YOUR GOAL: Search the data for the string "tournament" and gather each line it is in.

Stored data:
╔══

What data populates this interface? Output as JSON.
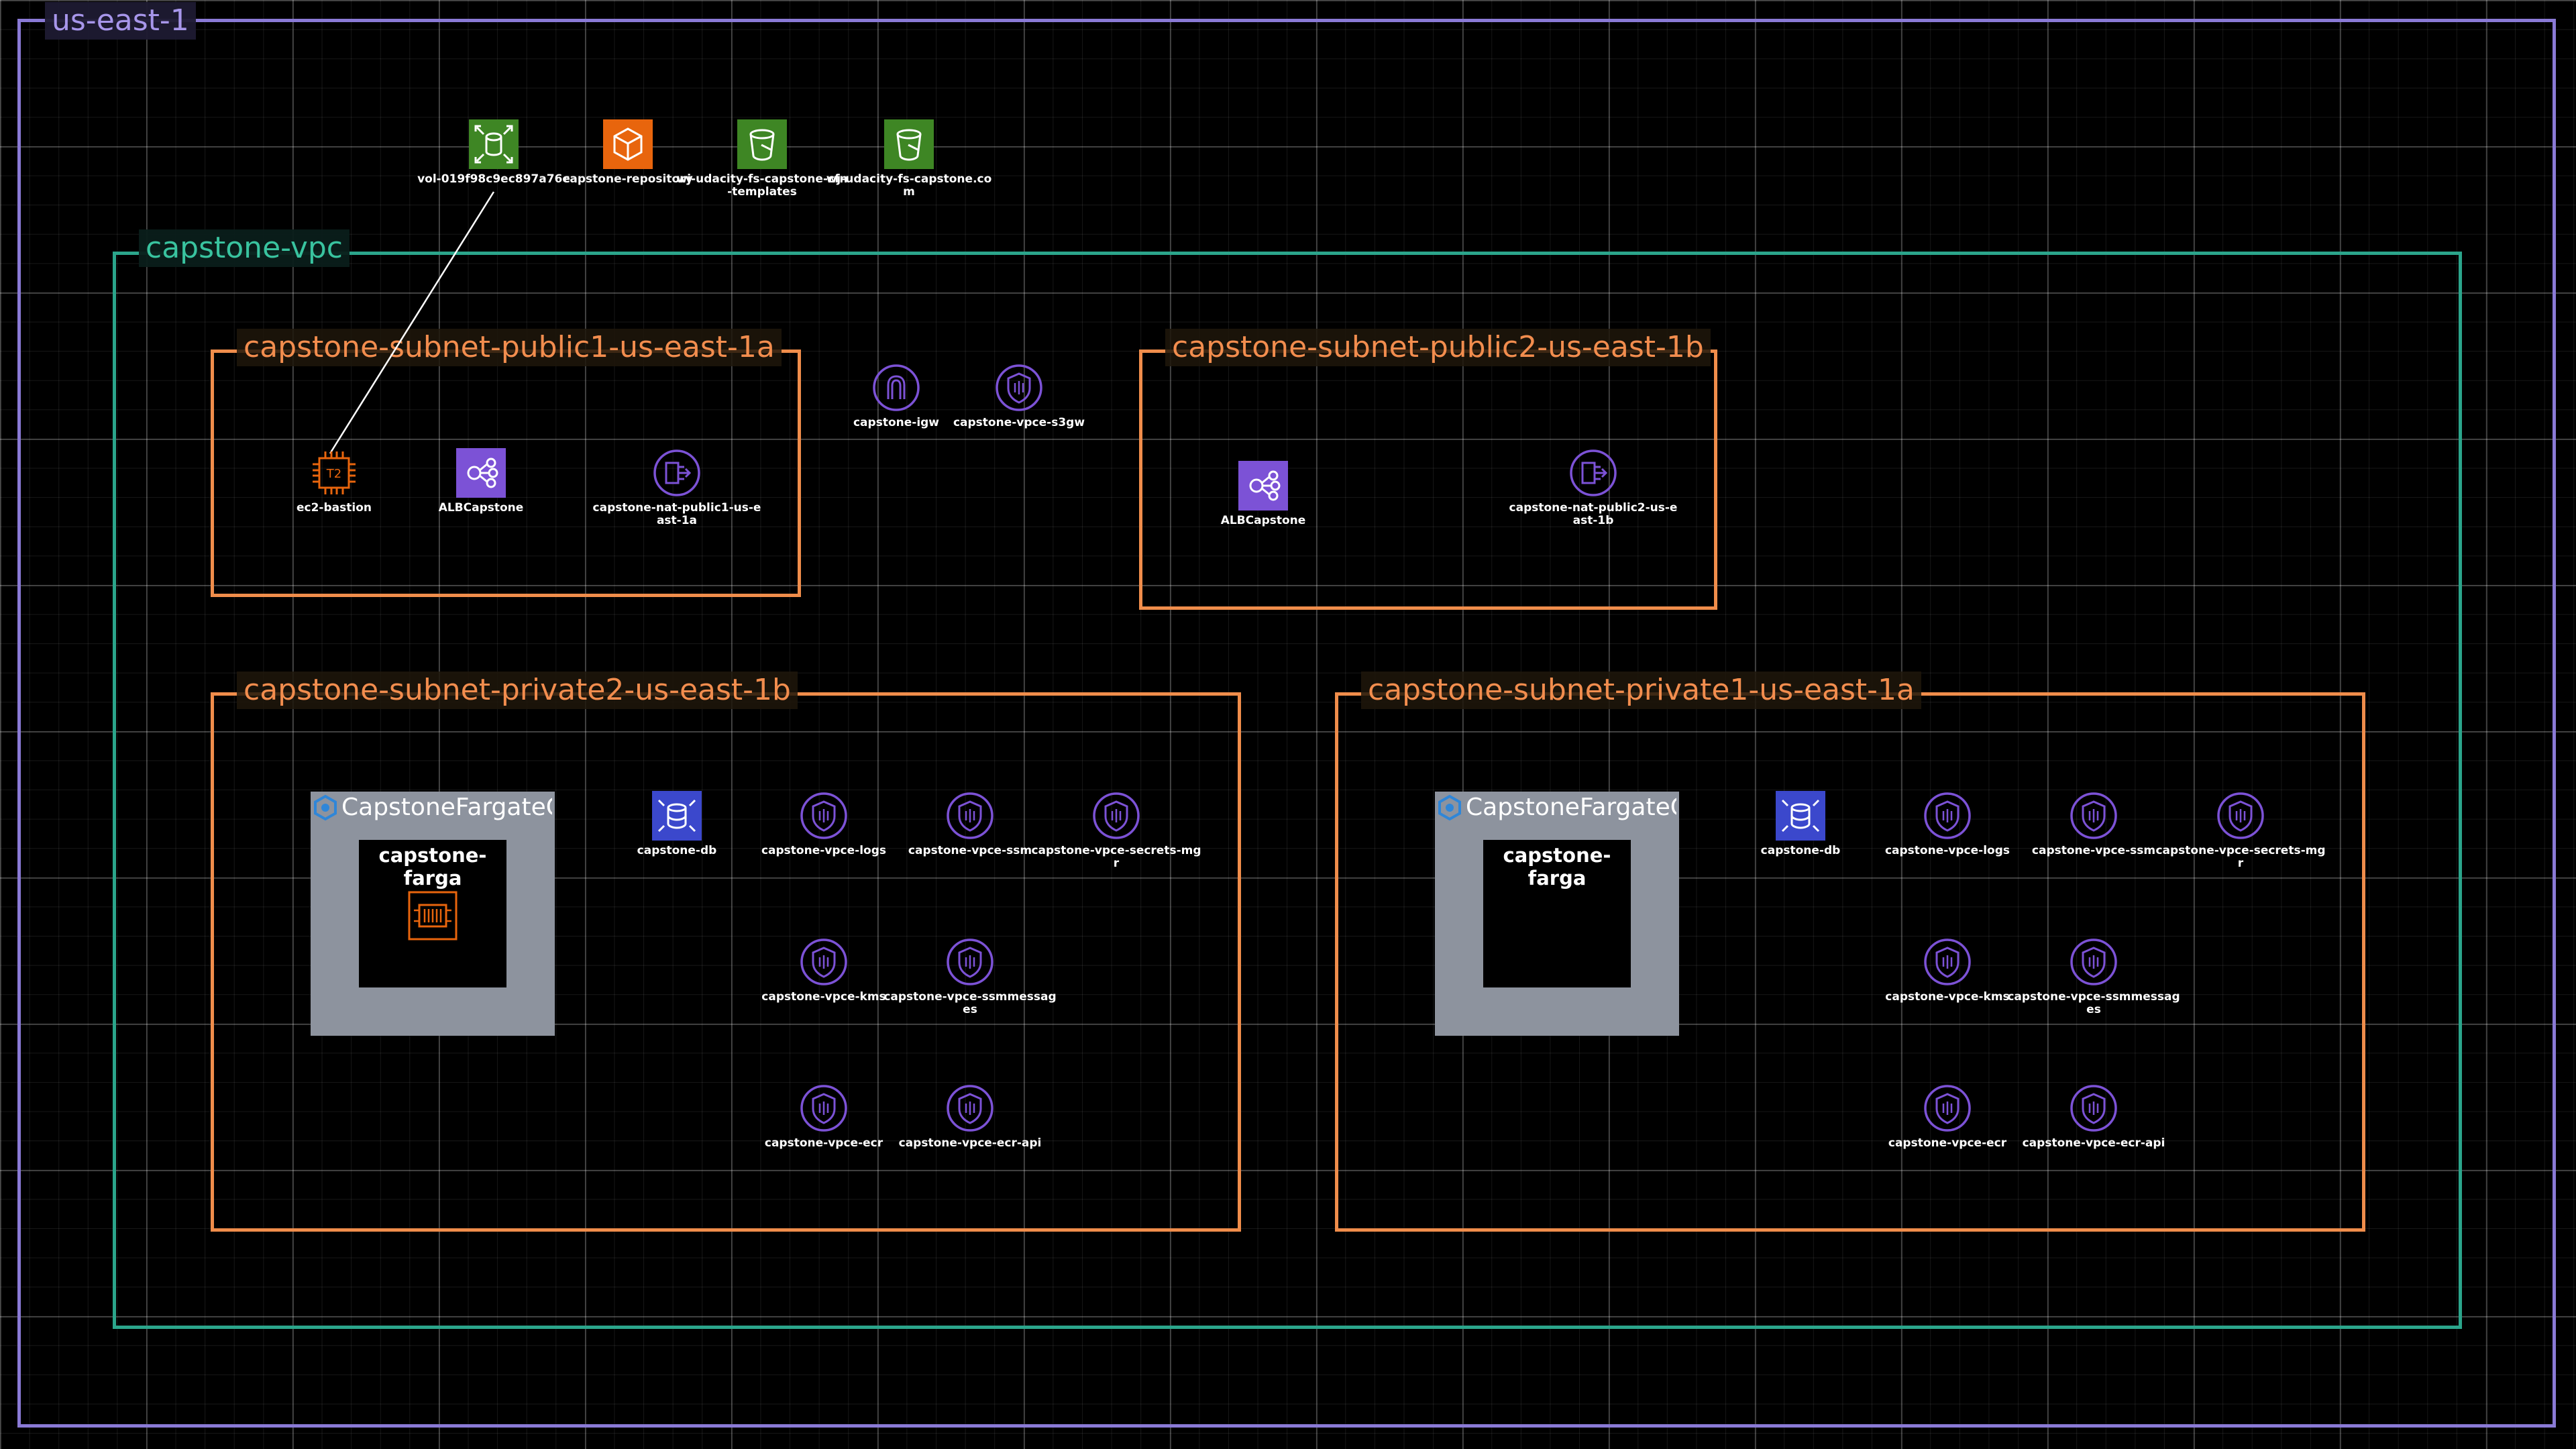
{
  "region": {
    "label": "us-east-1"
  },
  "vpc": {
    "label": "capstone-vpc"
  },
  "top_resources": [
    {
      "label": "vol-019f98c9ec897a76e",
      "type": "ebs-volume",
      "color": "#3e8624"
    },
    {
      "label": "capstone-repository",
      "type": "ecr-repository",
      "color": "#e8650d"
    },
    {
      "label": "wj-udacity-fs-capstone-cfn-templates",
      "type": "s3-bucket",
      "color": "#3e8624"
    },
    {
      "label": "wj-udacity-fs-capstone.com",
      "type": "s3-bucket",
      "color": "#3e8624"
    }
  ],
  "vpc_resources": [
    {
      "label": "capstone-igw",
      "type": "internet-gateway"
    },
    {
      "label": "capstone-vpce-s3gw",
      "type": "vpc-endpoint"
    }
  ],
  "subnets": {
    "public1": {
      "label": "capstone-subnet-public1-us-east-1a",
      "nodes": [
        {
          "label": "ec2-bastion",
          "type": "ec2-instance"
        },
        {
          "label": "ALBCapstone",
          "type": "load-balancer"
        },
        {
          "label": "capstone-nat-public1-us-east-1a",
          "type": "nat-gateway"
        }
      ]
    },
    "public2": {
      "label": "capstone-subnet-public2-us-east-1b",
      "nodes": [
        {
          "label": "ALBCapstone",
          "type": "load-balancer"
        },
        {
          "label": "capstone-nat-public2-us-east-1b",
          "type": "nat-gateway"
        }
      ]
    },
    "private2": {
      "label": "capstone-subnet-private2-us-east-1b",
      "cluster": {
        "label": "CapstoneFargateCluster",
        "task_label": "capstone-farga"
      },
      "nodes": [
        {
          "label": "capstone-db",
          "type": "rds"
        },
        {
          "label": "capstone-vpce-logs",
          "type": "vpc-endpoint"
        },
        {
          "label": "capstone-vpce-ssm",
          "type": "vpc-endpoint"
        },
        {
          "label": "capstone-vpce-secrets-mgr",
          "type": "vpc-endpoint"
        },
        {
          "label": "capstone-vpce-kms",
          "type": "vpc-endpoint"
        },
        {
          "label": "capstone-vpce-ssmmessages",
          "type": "vpc-endpoint"
        },
        {
          "label": "capstone-vpce-ecr",
          "type": "vpc-endpoint"
        },
        {
          "label": "capstone-vpce-ecr-api",
          "type": "vpc-endpoint"
        }
      ]
    },
    "private1": {
      "label": "capstone-subnet-private1-us-east-1a",
      "cluster": {
        "label": "CapstoneFargateCluster",
        "task_label": "capstone-farga"
      },
      "nodes": [
        {
          "label": "capstone-db",
          "type": "rds"
        },
        {
          "label": "capstone-vpce-logs",
          "type": "vpc-endpoint"
        },
        {
          "label": "capstone-vpce-ssm",
          "type": "vpc-endpoint"
        },
        {
          "label": "capstone-vpce-secrets-mgr",
          "type": "vpc-endpoint"
        },
        {
          "label": "capstone-vpce-kms",
          "type": "vpc-endpoint"
        },
        {
          "label": "capstone-vpce-ssmmessages",
          "type": "vpc-endpoint"
        },
        {
          "label": "capstone-vpce-ecr",
          "type": "vpc-endpoint"
        },
        {
          "label": "capstone-vpce-ecr-api",
          "type": "vpc-endpoint"
        }
      ]
    }
  },
  "connections": [
    {
      "from": "ec2-bastion",
      "to": "vol-019f98c9ec897a76e"
    }
  ],
  "colors": {
    "region": "#8a7ad6",
    "vpc": "#2ba58b",
    "subnet": "#f08d4b",
    "network_icon": "#7c52d6",
    "rds": "#3b48cc",
    "ec2": "#e8650d",
    "cluster_bg": "#8d939e"
  }
}
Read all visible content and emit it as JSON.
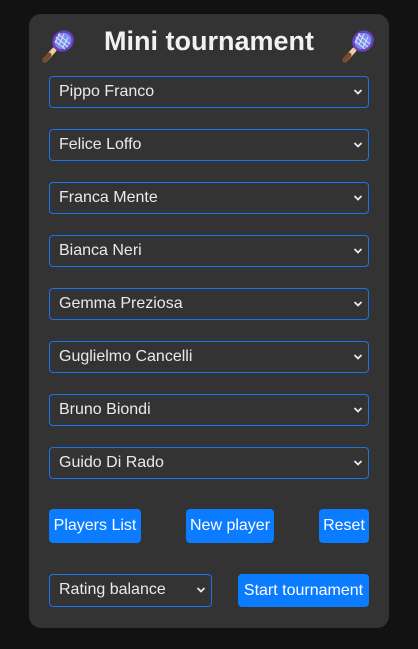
{
  "title": "Mini tournament",
  "icons": {
    "left": "tennis-racket-icon",
    "right": "tennis-racket-icon"
  },
  "players": [
    {
      "selected": "Pippo Franco"
    },
    {
      "selected": "Felice Loffo"
    },
    {
      "selected": "Franca Mente"
    },
    {
      "selected": "Bianca Neri"
    },
    {
      "selected": "Gemma Preziosa"
    },
    {
      "selected": "Guglielmo Cancelli"
    },
    {
      "selected": "Bruno Biondi"
    },
    {
      "selected": "Guido Di Rado"
    }
  ],
  "buttons": {
    "players_list": "Players List",
    "new_player": "New player",
    "reset": "Reset",
    "start_tournament": "Start tournament"
  },
  "mode": {
    "selected": "Rating balance"
  },
  "colors": {
    "background": "#121212",
    "card": "#333333",
    "accent": "#0b7bff",
    "select_border": "#1a73e8"
  }
}
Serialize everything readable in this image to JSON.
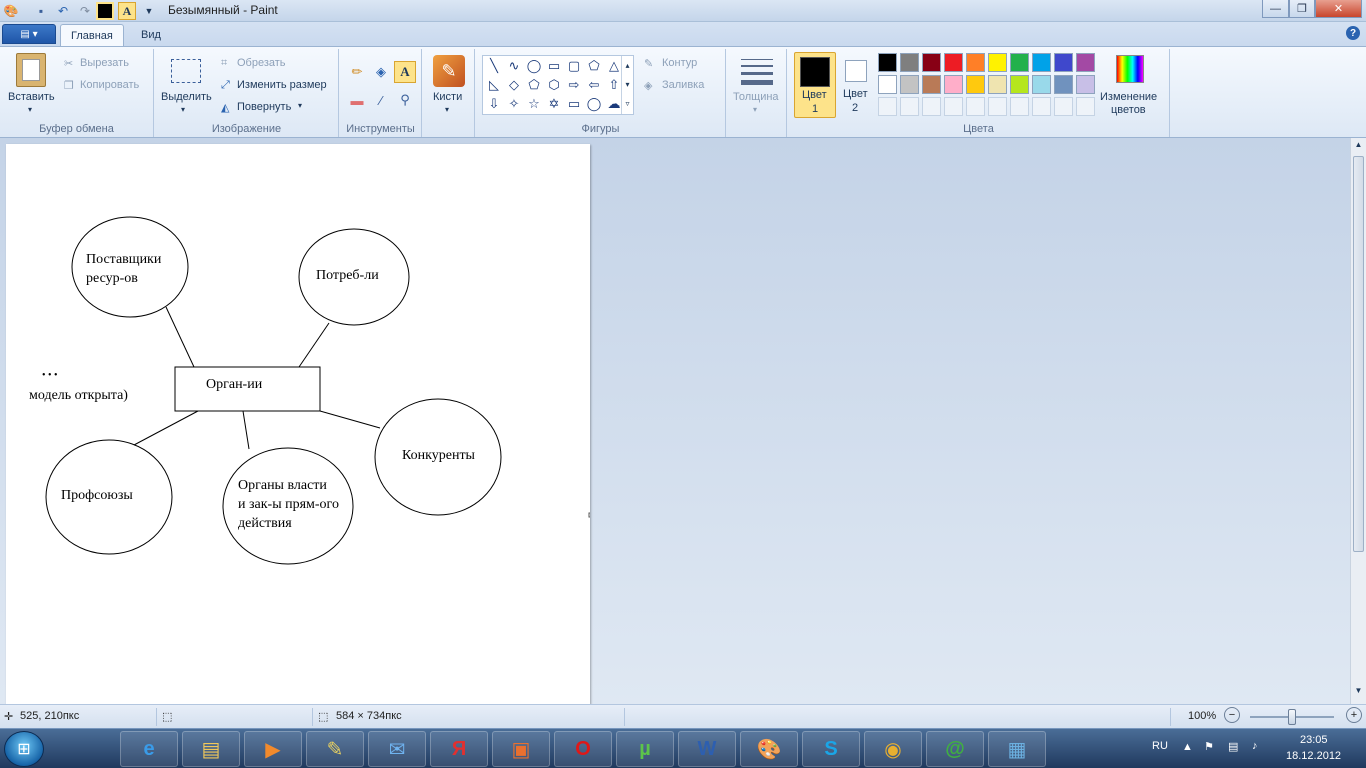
{
  "window": {
    "title": "Безымянный - Paint",
    "minimize_glyph": "—",
    "maximize_glyph": "❐",
    "close_glyph": "✕"
  },
  "tabs": [
    {
      "label": "Главная",
      "active": true
    },
    {
      "label": "Вид",
      "active": false
    }
  ],
  "ribbon": {
    "clipboard": {
      "paste_label": "Вставить",
      "cut_label": "Вырезать",
      "copy_label": "Копировать",
      "group_label": "Буфер обмена"
    },
    "image": {
      "select_label": "Выделить",
      "crop_label": "Обрезать",
      "resize_label": "Изменить размер",
      "rotate_label": "Повернуть",
      "group_label": "Изображение"
    },
    "tools": {
      "group_label": "Инструменты"
    },
    "brushes": {
      "label": "Кисти"
    },
    "shapes": {
      "outline_label": "Контур",
      "fill_label": "Заливка",
      "group_label": "Фигуры"
    },
    "size": {
      "label": "Толщина"
    },
    "colors": {
      "color1_label": "Цвет",
      "color1_num": "1",
      "color2_label": "Цвет",
      "color2_num": "2",
      "edit_label": "Изменение",
      "edit_label2": "цветов",
      "group_label": "Цвета",
      "color1": "#000000",
      "color2": "#ffffff",
      "palette_row1": [
        "#000000",
        "#7f7f7f",
        "#880015",
        "#ed1c24",
        "#ff7f27",
        "#fff200",
        "#22b14c",
        "#00a2e8",
        "#3f48cc",
        "#a349a4"
      ],
      "palette_row2": [
        "#ffffff",
        "#c3c3c3",
        "#b97a57",
        "#ffaec9",
        "#ffc90e",
        "#efe4b0",
        "#b5e61d",
        "#99d9ea",
        "#7092be",
        "#c8bfe7"
      ]
    }
  },
  "diagram": {
    "suppliers": [
      "Поставщики",
      "ресур-ов"
    ],
    "consumers": "Потреб-ли",
    "organization": "Орган-ии",
    "open_model_dots": "• • •",
    "open_model": "модель открыта)",
    "competitors": "Конкуренты",
    "unions": "Профсоюзы",
    "authorities": [
      "Органы власти",
      "и зак-ы прям-ого",
      "действия"
    ]
  },
  "statusbar": {
    "cursor_pos": "525, 210пкс",
    "image_size": "584 × 734пкс",
    "zoom": "100%"
  },
  "taskbar": {
    "apps": [
      {
        "name": "ie-icon",
        "glyph": "e",
        "color": "#3a9be8"
      },
      {
        "name": "explorer-icon",
        "glyph": "▤",
        "color": "#f1c85a"
      },
      {
        "name": "media-player-icon",
        "glyph": "▶",
        "color": "#f28a2c"
      },
      {
        "name": "paint-tool-icon",
        "glyph": "✎",
        "color": "#e8d060"
      },
      {
        "name": "mail-icon",
        "glyph": "✉",
        "color": "#6fb3f0"
      },
      {
        "name": "yandex-icon",
        "glyph": "Я",
        "color": "#e03030"
      },
      {
        "name": "briefcase-icon",
        "glyph": "▣",
        "color": "#e9702f"
      },
      {
        "name": "opera-icon",
        "glyph": "O",
        "color": "#e01818"
      },
      {
        "name": "utorrent-icon",
        "glyph": "µ",
        "color": "#5cc44a"
      },
      {
        "name": "word-icon",
        "glyph": "W",
        "color": "#2d5fb0"
      },
      {
        "name": "paint-icon",
        "glyph": "🎨",
        "color": "#f5d040"
      },
      {
        "name": "skype-icon",
        "glyph": "S",
        "color": "#1aa6e8"
      },
      {
        "name": "chrome-icon",
        "glyph": "◉",
        "color": "#e8b030"
      },
      {
        "name": "mail-agent-icon",
        "glyph": "@",
        "color": "#40b040"
      },
      {
        "name": "photo-viewer-icon",
        "glyph": "▦",
        "color": "#6bb0e0"
      }
    ],
    "lang": "RU",
    "time": "23:05",
    "date": "18.12.2012"
  }
}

╚══

TASK RESPONSE:
  "title": "Mini tournament",
    "start_tournament": "Start tournament"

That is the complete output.